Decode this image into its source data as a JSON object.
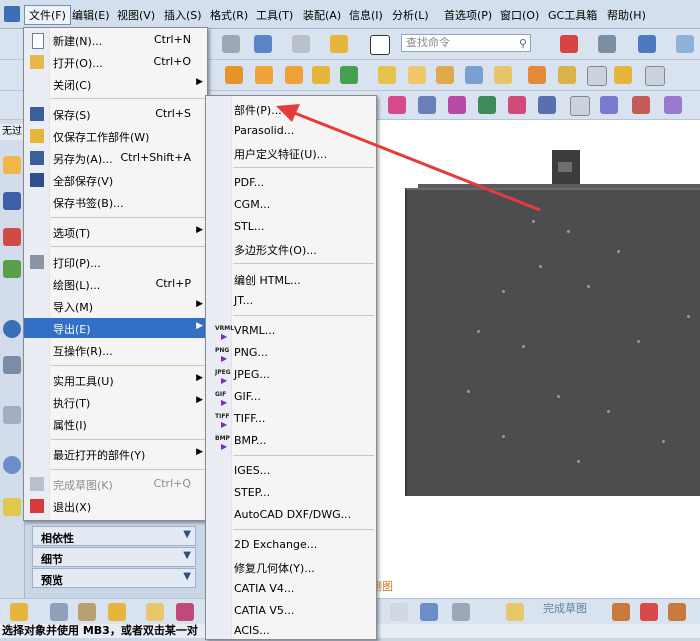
{
  "menubar": {
    "items": [
      "文件(F)",
      "编辑(E)",
      "视图(V)",
      "插入(S)",
      "格式(R)",
      "工具(T)",
      "装配(A)",
      "信息(I)",
      "分析(L)",
      "首选项(P)",
      "窗口(O)",
      "GC工具箱",
      "帮助(H)"
    ]
  },
  "search": {
    "placeholder": "查找命令"
  },
  "file_menu": {
    "items": [
      {
        "label": "新建(N)...",
        "shortcut": "Ctrl+N",
        "icon": "new-file-icon"
      },
      {
        "label": "打开(O)...",
        "shortcut": "Ctrl+O",
        "icon": "open-folder-icon"
      },
      {
        "label": "关闭(C)",
        "submenu": true
      },
      {
        "label": "保存(S)",
        "shortcut": "Ctrl+S",
        "icon": "save-icon"
      },
      {
        "label": "仅保存工作部件(W)",
        "icon": "save-work-part-icon"
      },
      {
        "label": "另存为(A)...",
        "shortcut": "Ctrl+Shift+A",
        "icon": "save-as-icon"
      },
      {
        "label": "全部保存(V)",
        "icon": "save-all-icon"
      },
      {
        "label": "保存书签(B)..."
      },
      {
        "label": "选项(T)",
        "submenu": true
      },
      {
        "label": "打印(P)...",
        "icon": "print-icon"
      },
      {
        "label": "绘图(L)...",
        "shortcut": "Ctrl+P"
      },
      {
        "label": "导入(M)",
        "submenu": true
      },
      {
        "label": "导出(E)",
        "submenu": true,
        "highlighted": true
      },
      {
        "label": "互操作(R)..."
      },
      {
        "label": "实用工具(U)",
        "submenu": true
      },
      {
        "label": "执行(T)",
        "submenu": true
      },
      {
        "label": "属性(I)"
      },
      {
        "label": "最近打开的部件(Y)",
        "submenu": true
      },
      {
        "label": "完成草图(K)",
        "shortcut": "Ctrl+Q",
        "disabled": true,
        "icon": "finish-sketch-icon"
      },
      {
        "label": "退出(X)",
        "icon": "exit-icon"
      }
    ]
  },
  "export_menu": {
    "items": [
      {
        "label": "部件(P)..."
      },
      {
        "label": "Parasolid..."
      },
      {
        "label": "用户定义特征(U)..."
      },
      {
        "label": "PDF..."
      },
      {
        "label": "CGM..."
      },
      {
        "label": "STL..."
      },
      {
        "label": "多边形文件(O)..."
      },
      {
        "label": "编创 HTML..."
      },
      {
        "label": "JT..."
      },
      {
        "label": "VRML...",
        "format": "VRML"
      },
      {
        "label": "PNG...",
        "format": "PNG"
      },
      {
        "label": "JPEG...",
        "format": "JPEG"
      },
      {
        "label": "GIF...",
        "format": "GIF"
      },
      {
        "label": "TIFF...",
        "format": "TIFF"
      },
      {
        "label": "BMP...",
        "format": "BMP"
      },
      {
        "label": "IGES..."
      },
      {
        "label": "STEP..."
      },
      {
        "label": "AutoCAD DXF/DWG..."
      },
      {
        "label": "2D Exchange..."
      },
      {
        "label": "修复几何体(Y)..."
      },
      {
        "label": "CATIA V4..."
      },
      {
        "label": "CATIA V5..."
      },
      {
        "label": "ACIS..."
      }
    ]
  },
  "nav_panels": [
    "相依性",
    "细节",
    "预览"
  ],
  "left_label": "无过",
  "status": {
    "text": "选择对象并使用 MB3，或者双击某一对"
  },
  "watermark": "完成草图",
  "measure_label": "测图",
  "colors": {
    "highlight": "#3170c4",
    "arrow": "#e53b3b",
    "model": "#4d4d4f"
  }
}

■ What is being asked
Your copy of the data should match it exactly, except that pictures are left out.

■ The response
Decode this image into its source data as a JSON object.
{
  "menubar": {
    "items": [
      "文件(F)",
      "编辑(E)",
      "视图(V)",
      "插入(S)",
      "格式(R)",
      "工具(T)",
      "装配(A)",
      "信息(I)",
      "分析(L)",
      "首选项(P)",
      "窗口(O)",
      "GC工具箱",
      "帮助(H)"
    ]
  },
  "search": {
    "placeholder": "查找命令"
  },
  "file_menu": {
    "items": [
      {
        "label": "新建(N)...",
        "shortcut": "Ctrl+N",
        "icon": "new-file-icon"
      },
      {
        "label": "打开(O)...",
        "shortcut": "Ctrl+O",
        "icon": "open-folder-icon"
      },
      {
        "label": "关闭(C)",
        "submenu": true
      },
      {
        "label": "保存(S)",
        "shortcut": "Ctrl+S",
        "icon": "save-icon"
      },
      {
        "label": "仅保存工作部件(W)",
        "icon": "save-work-part-icon"
      },
      {
        "label": "另存为(A)...",
        "shortcut": "Ctrl+Shift+A",
        "icon": "save-as-icon"
      },
      {
        "label": "全部保存(V)",
        "icon": "save-all-icon"
      },
      {
        "label": "保存书签(B)..."
      },
      {
        "label": "选项(T)",
        "submenu": true
      },
      {
        "label": "打印(P)...",
        "icon": "print-icon"
      },
      {
        "label": "绘图(L)...",
        "shortcut": "Ctrl+P"
      },
      {
        "label": "导入(M)",
        "submenu": true
      },
      {
        "label": "导出(E)",
        "submenu": true,
        "highlighted": true
      },
      {
        "label": "互操作(R)..."
      },
      {
        "label": "实用工具(U)",
        "submenu": true
      },
      {
        "label": "执行(T)",
        "submenu": true
      },
      {
        "label": "属性(I)"
      },
      {
        "label": "最近打开的部件(Y)",
        "submenu": true
      },
      {
        "label": "完成草图(K)",
        "shortcut": "Ctrl+Q",
        "disabled": true,
        "icon": "finish-sketch-icon"
      },
      {
        "label": "退出(X)",
        "icon": "exit-icon"
      }
    ]
  },
  "export_menu": {
    "items": [
      {
        "label": "部件(P)..."
      },
      {
        "label": "Parasolid..."
      },
      {
        "label": "用户定义特征(U)..."
      },
      {
        "label": "PDF..."
      },
      {
        "label": "CGM..."
      },
      {
        "label": "STL..."
      },
      {
        "label": "多边形文件(O)..."
      },
      {
        "label": "编创 HTML..."
      },
      {
        "label": "JT..."
      },
      {
        "label": "VRML...",
        "format": "VRML"
      },
      {
        "label": "PNG...",
        "format": "PNG"
      },
      {
        "label": "JPEG...",
        "format": "JPEG"
      },
      {
        "label": "GIF...",
        "format": "GIF"
      },
      {
        "label": "TIFF...",
        "format": "TIFF"
      },
      {
        "label": "BMP...",
        "format": "BMP"
      },
      {
        "label": "IGES..."
      },
      {
        "label": "STEP..."
      },
      {
        "label": "AutoCAD DXF/DWG..."
      },
      {
        "label": "2D Exchange..."
      },
      {
        "label": "修复几何体(Y)..."
      },
      {
        "label": "CATIA V4..."
      },
      {
        "label": "CATIA V5..."
      },
      {
        "label": "ACIS..."
      }
    ]
  },
  "nav_panels": [
    "相依性",
    "细节",
    "预览"
  ],
  "left_label": "无过",
  "status": {
    "text": "选择对象并使用 MB3，或者双击某一对"
  },
  "watermark": "完成草图",
  "measure_label": "测图",
  "colors": {
    "highlight": "#3170c4",
    "arrow": "#e53b3b",
    "model": "#4d4d4f"
  }
}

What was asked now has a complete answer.